◆ INPUT MATERIAL
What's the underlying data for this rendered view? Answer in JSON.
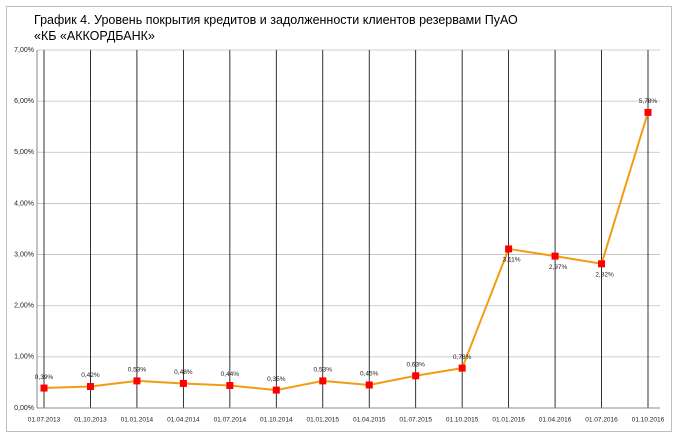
{
  "chart_data": {
    "type": "line",
    "title": "График 4. Уровень покрытия кредитов и задолженности клиентов резервами ПуАО «КБ «АККОРДБАНК»",
    "categories": [
      "01.07.2013",
      "01.10.2013",
      "01.01.2014",
      "01.04.2014",
      "01.07.2014",
      "01.10.2014",
      "01.01.2015",
      "01.04.2015",
      "01.07.2015",
      "01.10.2015",
      "01.01.2016",
      "01.04.2016",
      "01.07.2016",
      "01.10.2016"
    ],
    "series": [
      {
        "name": "Уровень покрытия",
        "color": "#f39c12",
        "marker_color": "#ff0000",
        "values": [
          0.39,
          0.42,
          0.53,
          0.48,
          0.44,
          0.35,
          0.53,
          0.45,
          0.63,
          0.78,
          3.11,
          2.97,
          2.82,
          5.78
        ],
        "value_labels": [
          "0,39%",
          "0,42%",
          "0,53%",
          "0,48%",
          "0,44%",
          "0,35%",
          "0,53%",
          "0,45%",
          "0,63%",
          "0,78%",
          "3,11%",
          "2,97%",
          "2,82%",
          "5,78%"
        ]
      }
    ],
    "ylim": [
      0,
      7
    ],
    "yticks": [
      {
        "value": 0,
        "label": "0,00%"
      },
      {
        "value": 1,
        "label": "1,00%"
      },
      {
        "value": 2,
        "label": "2,00%"
      },
      {
        "value": 3,
        "label": "3,00%"
      },
      {
        "value": 4,
        "label": "4,00%"
      },
      {
        "value": 5,
        "label": "5,00%"
      },
      {
        "value": 6,
        "label": "6,00%"
      },
      {
        "value": 7,
        "label": "7,00%"
      }
    ],
    "grid": true
  }
}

◆ AIM
Leave the pictures out and write out every entry exactly as given.

◆ FINAL ANSWER
What's the underlying data for this rendered view? Answer in JSON.
{
  "chart_data": {
    "type": "line",
    "title": "График 4. Уровень покрытия кредитов и задолженности клиентов резервами ПуАО «КБ «АККОРДБАНК»",
    "categories": [
      "01.07.2013",
      "01.10.2013",
      "01.01.2014",
      "01.04.2014",
      "01.07.2014",
      "01.10.2014",
      "01.01.2015",
      "01.04.2015",
      "01.07.2015",
      "01.10.2015",
      "01.01.2016",
      "01.04.2016",
      "01.07.2016",
      "01.10.2016"
    ],
    "series": [
      {
        "name": "Уровень покрытия",
        "color": "#f39c12",
        "marker_color": "#ff0000",
        "values": [
          0.39,
          0.42,
          0.53,
          0.48,
          0.44,
          0.35,
          0.53,
          0.45,
          0.63,
          0.78,
          3.11,
          2.97,
          2.82,
          5.78
        ],
        "value_labels": [
          "0,39%",
          "0,42%",
          "0,53%",
          "0,48%",
          "0,44%",
          "0,35%",
          "0,53%",
          "0,45%",
          "0,63%",
          "0,78%",
          "3,11%",
          "2,97%",
          "2,82%",
          "5,78%"
        ]
      }
    ],
    "ylim": [
      0,
      7
    ],
    "yticks": [
      {
        "value": 0,
        "label": "0,00%"
      },
      {
        "value": 1,
        "label": "1,00%"
      },
      {
        "value": 2,
        "label": "2,00%"
      },
      {
        "value": 3,
        "label": "3,00%"
      },
      {
        "value": 4,
        "label": "4,00%"
      },
      {
        "value": 5,
        "label": "5,00%"
      },
      {
        "value": 6,
        "label": "6,00%"
      },
      {
        "value": 7,
        "label": "7,00%"
      }
    ],
    "grid": true
  }
}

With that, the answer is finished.